今年は7月にシューマンの作品についてブログに書いた。一つの曲で記事を書いたら同じ作曲家は暫くブログに書かないという自分ルールを守ってきたが、もうやめてもいいかなと思い、今年2回めのシューマン。シューマンは好きなので、沢山書きたいのだ。


交響曲ならば2009年、ブログを始めて1年も経っていない頃に交響曲第1番「春」、2010年に交響曲第3番「ライン」について書いた。春もラインも、シューマンの交響曲の中ではとっつきやすい方だと思う。一方で2番と4番は玄人好みと言われる。ブログを始めて17年目に突入したことだし、僕も2番でブログを書いて、玄人の仲間入りだ。


ところでこの交響曲第2番という曲、めっちゃ変な曲だと思いませんか? 玄人好みとはいえ、素人でも玄人でも好きな人は好きでしょうが、各人の好き嫌いはともかく、玄人っぽい人の言う「一見わからないが実はシューマンの交響曲第2番は凄い」とか「高度な作曲テクニックに満ちている」とか、そういう「素人にはわからない凄さがある」的な褒め方は、いまいち納得いかない。確かに凄い曲なんだけども、高度な技法が総合的に上手く機能したかどうかは疑問である。僕はこの曲が交響曲として成功した音楽ではないと思っているし、失敗作とまでは言わないものの不格好な問題作だと思うし、だからこそある種の人を惹きつけるのであり、だからこそ、僕は大好きなのだ。好き嫌いという分け方で言えばね。
指揮者ギュンター・ヴァントはインタビューでブルックナーの交響曲第1番について「病的な作品だ、彼は病んでいた、シューマンの交響曲第2番のように」と語った。何でもかんでもシューマン作品を精神の病と結びつけるのは嫌いだが、この曲からは僕も不健康さを感じる。懸命にもがき、苦しみ、ここから抜け出したい。この堂々巡りから逃れ、過去の偉大な先人の力を借り、先人の交響曲のように苦悩から勝利へ、自由なる精神を勝ち取るのだ……そしてついにシューマンは勝利した、と見なす人もいるだろう。しかし僕には、シューマンがこの交響曲で勝利したようには到底思えない。勝ったふりをしている。不健康である。そこがたまらなく愛おしい。


精神の病に苦しみ、ライプツィヒ音楽院での教職を辞して1844年12月にドレスデンへ移ったシューマンは、クララと共にバッハ研究に取り組む。1845年7月にピアノ協奏曲を作曲。シューマンは日記に、1845年になって初めて作曲時にピアノを使うことから離れ、全て頭の中で構想を練るようになったと書いており、それもバッハの対位法研究がきっかけだろう。1845年12月に交響曲の作曲を開始、心身の不調で時間がかかり、1846年10月に完成。11月5日にメンデルスゾーン指揮ゲヴァントハウス管が初演した際はまずまずの成功で、その後は人気も高まったそうだが、徐々に人気も落ち着いてくる。20世紀ではこの曲の熱心な支持者(カール・シューリヒトやジョージ・セル)が何度も取り上げる一方、指揮者の中には他の番号は取り上げても2番はやらないという人もいる。ヴァントのように「病的な曲」と指摘する人もいるし、4番が大好きで何十回も振ったフルトヴェングラーも2番はほとんど振っていない。

# 提供された情報
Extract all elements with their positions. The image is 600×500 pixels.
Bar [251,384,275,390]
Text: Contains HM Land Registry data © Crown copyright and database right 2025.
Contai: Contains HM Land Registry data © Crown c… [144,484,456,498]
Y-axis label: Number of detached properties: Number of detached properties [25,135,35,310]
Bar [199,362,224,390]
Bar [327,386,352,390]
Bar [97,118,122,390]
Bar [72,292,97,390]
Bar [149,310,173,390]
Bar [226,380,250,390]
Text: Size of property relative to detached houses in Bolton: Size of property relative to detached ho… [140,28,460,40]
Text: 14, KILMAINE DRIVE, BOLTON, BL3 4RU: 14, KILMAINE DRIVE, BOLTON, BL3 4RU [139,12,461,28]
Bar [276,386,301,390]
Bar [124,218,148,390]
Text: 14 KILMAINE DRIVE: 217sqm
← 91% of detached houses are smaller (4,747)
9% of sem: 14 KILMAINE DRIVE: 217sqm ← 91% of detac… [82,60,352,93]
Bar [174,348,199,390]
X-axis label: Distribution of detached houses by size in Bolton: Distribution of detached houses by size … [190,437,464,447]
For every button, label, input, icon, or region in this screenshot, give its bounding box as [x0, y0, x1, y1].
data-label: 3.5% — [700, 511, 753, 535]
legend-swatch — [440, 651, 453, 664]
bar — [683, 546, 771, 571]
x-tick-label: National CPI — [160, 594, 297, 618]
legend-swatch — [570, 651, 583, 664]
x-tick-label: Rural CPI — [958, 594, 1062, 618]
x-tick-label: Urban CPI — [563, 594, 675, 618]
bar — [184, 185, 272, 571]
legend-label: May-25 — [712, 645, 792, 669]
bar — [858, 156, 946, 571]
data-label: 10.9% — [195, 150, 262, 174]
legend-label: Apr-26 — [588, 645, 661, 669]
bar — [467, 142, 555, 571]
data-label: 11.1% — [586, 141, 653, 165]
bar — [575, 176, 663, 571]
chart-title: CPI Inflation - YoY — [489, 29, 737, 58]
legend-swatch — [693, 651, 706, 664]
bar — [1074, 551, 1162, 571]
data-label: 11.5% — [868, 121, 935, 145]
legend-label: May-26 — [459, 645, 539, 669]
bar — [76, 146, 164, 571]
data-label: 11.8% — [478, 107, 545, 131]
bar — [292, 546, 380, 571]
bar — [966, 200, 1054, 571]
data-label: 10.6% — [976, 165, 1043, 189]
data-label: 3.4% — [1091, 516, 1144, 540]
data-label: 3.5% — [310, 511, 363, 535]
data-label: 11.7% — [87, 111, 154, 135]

# 課題の指示
シューマンの交響曲第2番についての抜粋本文によると、11月5日の初演で指揮をしたのは誰で、演奏したのはどの楽団ですか。

# 正しい結果
メンデルスゾーンが指揮し、ゲヴァントハウス管が演奏しました。